Task instructions
Where a line holds "noch", copy it.

Record extracts start

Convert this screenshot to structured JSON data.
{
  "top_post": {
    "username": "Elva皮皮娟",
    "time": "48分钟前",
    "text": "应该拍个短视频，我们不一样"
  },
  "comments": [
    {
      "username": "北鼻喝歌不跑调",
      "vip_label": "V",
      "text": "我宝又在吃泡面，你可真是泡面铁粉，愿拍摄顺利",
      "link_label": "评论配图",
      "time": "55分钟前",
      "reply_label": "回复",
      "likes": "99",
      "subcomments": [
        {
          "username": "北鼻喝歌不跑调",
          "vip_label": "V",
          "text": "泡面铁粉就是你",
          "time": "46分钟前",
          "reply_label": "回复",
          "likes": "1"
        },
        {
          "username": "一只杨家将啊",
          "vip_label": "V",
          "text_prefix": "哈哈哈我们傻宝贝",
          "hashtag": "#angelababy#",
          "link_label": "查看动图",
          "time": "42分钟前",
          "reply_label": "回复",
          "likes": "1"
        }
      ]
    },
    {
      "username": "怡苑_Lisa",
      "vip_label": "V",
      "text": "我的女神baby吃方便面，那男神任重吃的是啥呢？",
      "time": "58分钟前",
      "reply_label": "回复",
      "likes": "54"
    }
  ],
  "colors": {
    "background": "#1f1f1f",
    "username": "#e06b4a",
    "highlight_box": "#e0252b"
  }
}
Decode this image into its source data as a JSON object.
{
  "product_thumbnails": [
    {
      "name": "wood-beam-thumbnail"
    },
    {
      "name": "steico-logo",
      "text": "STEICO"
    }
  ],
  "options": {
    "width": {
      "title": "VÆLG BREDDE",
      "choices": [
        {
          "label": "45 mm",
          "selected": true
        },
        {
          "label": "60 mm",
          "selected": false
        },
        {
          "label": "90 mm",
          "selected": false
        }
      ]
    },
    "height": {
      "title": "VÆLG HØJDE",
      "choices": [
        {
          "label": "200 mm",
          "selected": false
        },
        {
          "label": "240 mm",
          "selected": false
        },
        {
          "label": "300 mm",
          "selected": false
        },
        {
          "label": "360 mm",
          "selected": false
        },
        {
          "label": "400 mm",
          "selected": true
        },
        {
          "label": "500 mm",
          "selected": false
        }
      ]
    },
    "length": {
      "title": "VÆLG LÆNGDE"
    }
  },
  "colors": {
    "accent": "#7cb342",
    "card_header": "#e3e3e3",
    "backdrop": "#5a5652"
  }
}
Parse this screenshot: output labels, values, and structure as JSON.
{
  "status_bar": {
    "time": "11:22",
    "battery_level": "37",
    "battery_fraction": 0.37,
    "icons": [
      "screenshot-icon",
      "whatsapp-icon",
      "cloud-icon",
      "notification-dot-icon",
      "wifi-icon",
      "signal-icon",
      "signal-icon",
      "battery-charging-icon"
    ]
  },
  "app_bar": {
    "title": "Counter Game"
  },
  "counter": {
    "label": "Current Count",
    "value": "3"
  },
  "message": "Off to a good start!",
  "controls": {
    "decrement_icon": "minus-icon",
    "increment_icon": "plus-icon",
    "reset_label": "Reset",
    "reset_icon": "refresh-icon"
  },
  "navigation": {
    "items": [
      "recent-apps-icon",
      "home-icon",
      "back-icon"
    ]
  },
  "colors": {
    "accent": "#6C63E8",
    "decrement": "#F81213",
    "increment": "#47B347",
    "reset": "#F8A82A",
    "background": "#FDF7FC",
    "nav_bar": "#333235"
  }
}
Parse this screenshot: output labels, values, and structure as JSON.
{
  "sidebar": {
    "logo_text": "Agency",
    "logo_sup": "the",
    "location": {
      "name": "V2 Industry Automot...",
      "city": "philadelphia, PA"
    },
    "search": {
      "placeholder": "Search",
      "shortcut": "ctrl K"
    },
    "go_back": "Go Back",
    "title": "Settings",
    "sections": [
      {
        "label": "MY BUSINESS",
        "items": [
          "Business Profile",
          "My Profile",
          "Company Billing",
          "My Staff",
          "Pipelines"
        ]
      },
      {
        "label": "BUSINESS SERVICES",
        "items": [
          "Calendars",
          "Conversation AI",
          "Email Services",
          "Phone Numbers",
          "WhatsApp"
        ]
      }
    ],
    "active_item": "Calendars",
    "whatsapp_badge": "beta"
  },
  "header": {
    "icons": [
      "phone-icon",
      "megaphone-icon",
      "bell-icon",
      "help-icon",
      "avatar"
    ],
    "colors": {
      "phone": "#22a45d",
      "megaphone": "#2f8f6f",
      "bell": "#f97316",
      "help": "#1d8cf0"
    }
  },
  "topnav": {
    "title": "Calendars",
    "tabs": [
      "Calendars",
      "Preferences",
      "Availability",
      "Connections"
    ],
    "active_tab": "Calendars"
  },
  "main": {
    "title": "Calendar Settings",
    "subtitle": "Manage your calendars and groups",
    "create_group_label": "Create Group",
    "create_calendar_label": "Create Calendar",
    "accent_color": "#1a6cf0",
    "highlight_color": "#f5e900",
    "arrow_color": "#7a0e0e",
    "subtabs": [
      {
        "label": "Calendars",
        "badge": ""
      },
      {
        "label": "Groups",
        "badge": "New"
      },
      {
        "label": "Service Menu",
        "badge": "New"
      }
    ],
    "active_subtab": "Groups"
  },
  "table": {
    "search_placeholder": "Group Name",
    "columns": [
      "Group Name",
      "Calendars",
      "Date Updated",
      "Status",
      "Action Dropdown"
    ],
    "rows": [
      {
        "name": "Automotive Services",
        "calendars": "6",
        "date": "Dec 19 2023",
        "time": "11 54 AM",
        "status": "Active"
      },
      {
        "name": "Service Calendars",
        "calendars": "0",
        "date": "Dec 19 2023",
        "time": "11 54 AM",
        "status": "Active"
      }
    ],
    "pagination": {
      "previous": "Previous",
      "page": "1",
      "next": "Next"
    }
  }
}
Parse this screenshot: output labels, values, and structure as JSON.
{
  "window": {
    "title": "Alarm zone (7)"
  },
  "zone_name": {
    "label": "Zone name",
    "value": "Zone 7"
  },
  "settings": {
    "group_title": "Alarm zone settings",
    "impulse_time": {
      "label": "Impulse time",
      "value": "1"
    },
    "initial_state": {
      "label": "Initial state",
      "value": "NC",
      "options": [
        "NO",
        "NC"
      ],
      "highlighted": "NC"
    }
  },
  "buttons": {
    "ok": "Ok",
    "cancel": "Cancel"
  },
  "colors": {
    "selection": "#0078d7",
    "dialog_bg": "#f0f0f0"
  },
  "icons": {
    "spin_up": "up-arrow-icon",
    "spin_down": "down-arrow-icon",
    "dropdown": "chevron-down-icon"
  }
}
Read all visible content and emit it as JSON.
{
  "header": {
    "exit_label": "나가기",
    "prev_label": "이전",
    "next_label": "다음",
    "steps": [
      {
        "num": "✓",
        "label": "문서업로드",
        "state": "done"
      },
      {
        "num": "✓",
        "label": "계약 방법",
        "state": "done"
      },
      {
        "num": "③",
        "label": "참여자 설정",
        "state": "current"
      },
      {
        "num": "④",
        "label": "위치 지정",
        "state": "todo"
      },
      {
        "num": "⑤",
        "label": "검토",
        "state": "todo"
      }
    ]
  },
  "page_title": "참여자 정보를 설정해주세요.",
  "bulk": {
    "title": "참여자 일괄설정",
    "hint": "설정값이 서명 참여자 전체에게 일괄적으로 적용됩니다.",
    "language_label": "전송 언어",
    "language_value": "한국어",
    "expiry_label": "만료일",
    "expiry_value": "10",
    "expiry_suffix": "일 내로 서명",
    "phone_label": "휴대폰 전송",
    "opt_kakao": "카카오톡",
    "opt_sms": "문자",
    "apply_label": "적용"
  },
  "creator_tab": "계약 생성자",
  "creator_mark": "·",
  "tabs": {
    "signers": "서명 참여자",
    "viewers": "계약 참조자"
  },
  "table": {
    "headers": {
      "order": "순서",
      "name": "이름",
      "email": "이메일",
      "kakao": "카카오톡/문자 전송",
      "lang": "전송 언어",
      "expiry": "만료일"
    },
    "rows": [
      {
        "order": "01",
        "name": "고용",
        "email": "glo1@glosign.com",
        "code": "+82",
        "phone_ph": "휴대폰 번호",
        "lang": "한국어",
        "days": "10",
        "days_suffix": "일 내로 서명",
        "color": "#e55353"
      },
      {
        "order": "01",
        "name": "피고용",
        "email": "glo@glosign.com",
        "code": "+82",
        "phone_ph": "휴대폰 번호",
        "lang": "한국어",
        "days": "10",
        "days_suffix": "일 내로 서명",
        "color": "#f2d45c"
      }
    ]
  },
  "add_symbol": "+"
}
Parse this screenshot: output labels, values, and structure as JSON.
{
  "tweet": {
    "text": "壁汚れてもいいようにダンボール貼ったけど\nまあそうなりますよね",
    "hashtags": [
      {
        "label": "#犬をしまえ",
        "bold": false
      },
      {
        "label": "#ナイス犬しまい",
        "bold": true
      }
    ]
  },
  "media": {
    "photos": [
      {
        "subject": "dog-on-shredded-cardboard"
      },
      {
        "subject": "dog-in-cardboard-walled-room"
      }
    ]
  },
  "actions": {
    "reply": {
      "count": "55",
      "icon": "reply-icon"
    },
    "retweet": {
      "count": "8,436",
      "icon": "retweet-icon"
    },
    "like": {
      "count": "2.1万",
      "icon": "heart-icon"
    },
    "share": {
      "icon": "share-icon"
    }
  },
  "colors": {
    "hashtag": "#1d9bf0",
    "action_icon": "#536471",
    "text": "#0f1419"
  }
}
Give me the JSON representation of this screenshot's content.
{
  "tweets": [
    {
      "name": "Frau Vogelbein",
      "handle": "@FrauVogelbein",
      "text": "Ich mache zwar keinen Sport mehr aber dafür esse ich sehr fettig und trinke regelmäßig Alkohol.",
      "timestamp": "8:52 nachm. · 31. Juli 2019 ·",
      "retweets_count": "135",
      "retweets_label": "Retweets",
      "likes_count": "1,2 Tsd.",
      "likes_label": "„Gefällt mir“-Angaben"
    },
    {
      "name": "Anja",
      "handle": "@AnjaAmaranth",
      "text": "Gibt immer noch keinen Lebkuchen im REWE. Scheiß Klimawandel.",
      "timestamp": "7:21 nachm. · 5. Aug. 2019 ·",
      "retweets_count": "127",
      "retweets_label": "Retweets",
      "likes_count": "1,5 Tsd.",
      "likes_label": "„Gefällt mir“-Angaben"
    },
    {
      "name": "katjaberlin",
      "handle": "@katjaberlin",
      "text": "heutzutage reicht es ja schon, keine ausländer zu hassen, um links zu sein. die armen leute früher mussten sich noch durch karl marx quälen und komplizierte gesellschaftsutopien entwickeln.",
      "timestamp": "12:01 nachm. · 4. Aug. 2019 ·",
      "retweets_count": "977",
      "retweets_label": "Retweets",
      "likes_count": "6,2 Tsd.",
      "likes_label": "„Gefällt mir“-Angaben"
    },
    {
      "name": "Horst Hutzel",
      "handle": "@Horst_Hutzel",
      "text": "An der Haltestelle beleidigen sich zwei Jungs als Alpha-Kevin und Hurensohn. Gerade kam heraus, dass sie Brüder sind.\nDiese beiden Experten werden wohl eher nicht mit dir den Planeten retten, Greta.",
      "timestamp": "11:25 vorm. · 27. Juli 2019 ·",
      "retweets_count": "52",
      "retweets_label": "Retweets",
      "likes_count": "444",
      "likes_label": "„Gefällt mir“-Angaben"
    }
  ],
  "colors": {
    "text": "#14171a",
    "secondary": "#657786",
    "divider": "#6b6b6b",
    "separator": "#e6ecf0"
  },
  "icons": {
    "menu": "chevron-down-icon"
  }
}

Record extracts end

Written response
      "text": "Gibt immer noch keinen Lebkuchen im REWE. Scheiß Klimawandel.",
      "text": "heutzutage reicht es ja schon, keine ausländer zu hassen, um links zu sein. die armen leute früher mussten sich noch durch karl marx quälen und komplizierte gesellschaftsutopien entwickeln.",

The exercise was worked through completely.